# What the task requires:
Reproduce the material exactly, omitting nothing.

[Records]
—————

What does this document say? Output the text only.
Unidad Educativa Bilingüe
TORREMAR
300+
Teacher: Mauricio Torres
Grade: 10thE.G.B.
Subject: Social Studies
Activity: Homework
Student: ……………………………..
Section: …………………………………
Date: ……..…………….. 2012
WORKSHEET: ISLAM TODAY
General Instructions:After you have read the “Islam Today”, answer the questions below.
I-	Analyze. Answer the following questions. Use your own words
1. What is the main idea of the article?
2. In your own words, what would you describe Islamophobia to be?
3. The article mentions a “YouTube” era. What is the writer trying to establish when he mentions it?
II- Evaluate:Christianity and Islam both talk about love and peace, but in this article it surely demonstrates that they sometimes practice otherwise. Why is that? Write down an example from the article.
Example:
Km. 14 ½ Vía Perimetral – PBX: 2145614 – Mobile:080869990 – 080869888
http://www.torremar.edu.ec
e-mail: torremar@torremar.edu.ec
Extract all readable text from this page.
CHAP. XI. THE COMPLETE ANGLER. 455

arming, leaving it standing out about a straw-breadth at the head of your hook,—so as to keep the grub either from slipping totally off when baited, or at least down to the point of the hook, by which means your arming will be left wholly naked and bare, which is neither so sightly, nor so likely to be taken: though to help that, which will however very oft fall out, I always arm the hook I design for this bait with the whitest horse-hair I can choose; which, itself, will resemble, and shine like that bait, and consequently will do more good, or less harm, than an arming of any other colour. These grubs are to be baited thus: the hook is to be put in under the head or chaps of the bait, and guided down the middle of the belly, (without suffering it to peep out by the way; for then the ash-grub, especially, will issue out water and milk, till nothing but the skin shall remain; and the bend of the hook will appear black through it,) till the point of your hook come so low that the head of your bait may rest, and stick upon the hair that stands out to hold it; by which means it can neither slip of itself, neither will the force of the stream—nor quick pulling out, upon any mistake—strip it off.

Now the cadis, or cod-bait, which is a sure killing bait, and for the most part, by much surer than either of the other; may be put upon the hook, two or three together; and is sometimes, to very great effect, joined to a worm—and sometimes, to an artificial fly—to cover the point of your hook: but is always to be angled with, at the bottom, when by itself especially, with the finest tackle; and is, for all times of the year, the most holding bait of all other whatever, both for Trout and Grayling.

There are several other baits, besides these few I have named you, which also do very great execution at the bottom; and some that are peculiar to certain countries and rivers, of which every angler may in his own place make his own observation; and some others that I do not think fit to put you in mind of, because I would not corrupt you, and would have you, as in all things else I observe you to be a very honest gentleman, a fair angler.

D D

—————

# Output below:
What does this document say? Output the text only.
Unidad Educativa Bilingüe
TORREMAR
300+
Teacher: Mauricio Torres
Grade: 10thE.G.B.
Subject: Social Studies
Activity: Homework
Student: ……………………………..
Section: …………………………………
Date: ……..…………….. 2012
WORKSHEET: ISLAM TODAY
General Instructions:After you have read the “Islam Today”, answer the questions below.
I-	Analyze. Answer the following questions. Use your own words
1. What is the main idea of the article?
2. In your own words, what would you describe Islamophobia to be?
3. The article mentions a “YouTube” era. What is the writer trying to establish when he mentions it?
II- Evaluate:Christianity and Islam both talk about love and peace, but in this article it surely demonstrates that they sometimes practice otherwise. Why is that? Write down an example from the article.
Example:
Km. 14 ½ Vía Perimetral – PBX: 2145614 – Mobile:080869990 – 080869888
http://www.torremar.edu.ec
e-mail: torremar@torremar.edu.ec
Extract all readable text from this page.
CHAP. XI. THE COMPLETE ANGLER. 455

arming, leaving it standing out about a straw-breadth at the head of your hook,—so as to keep the grub either from slipping totally off when baited, or at least down to the point of the hook, by which means your arming will be left wholly naked and bare, which is neither so sightly, nor so likely to be taken: though to help that, which will however very oft fall out, I always arm the hook I design for this bait with the whitest horse-hair I can choose; which, itself, will resemble, and shine like that bait, and consequently will do more good, or less harm, than an arming of any other colour. These grubs are to be baited thus: the hook is to be put in under the head or chaps of the bait, and guided down the middle of the belly, (without suffering it to peep out by the way; for then the ash-grub, especially, will issue out water and milk, till nothing but the skin shall remain; and the bend of the hook will appear black through it,) till the point of your hook come so low that the head of your bait may rest, and stick upon the hair that stands out to hold it; by which means it can neither slip of itself, neither will the force of the stream—nor quick pulling out, upon any mistake—strip it off.

Now the cadis, or cod-bait, which is a sure killing bait, and for the most part, by much surer than either of the other; may be put upon the hook, two or three together; and is sometimes, to very great effect, joined to a worm—and sometimes, to an artificial fly—to cover the point of your hook: but is always to be angled with, at the bottom, when by itself especially, with the finest tackle; and is, for all times of the year, the most holding bait of all other whatever, both for Trout and Grayling.

There are several other baits, besides these few I have named you, which also do very great execution at the bottom; and some that are peculiar to certain countries and rivers, of which every angler may in his own place make his own observation; and some others that I do not think fit to put you in mind of, because I would not corrupt you, and would have you, as in all things else I observe you to be a very honest gentleman, a fair angler.

D D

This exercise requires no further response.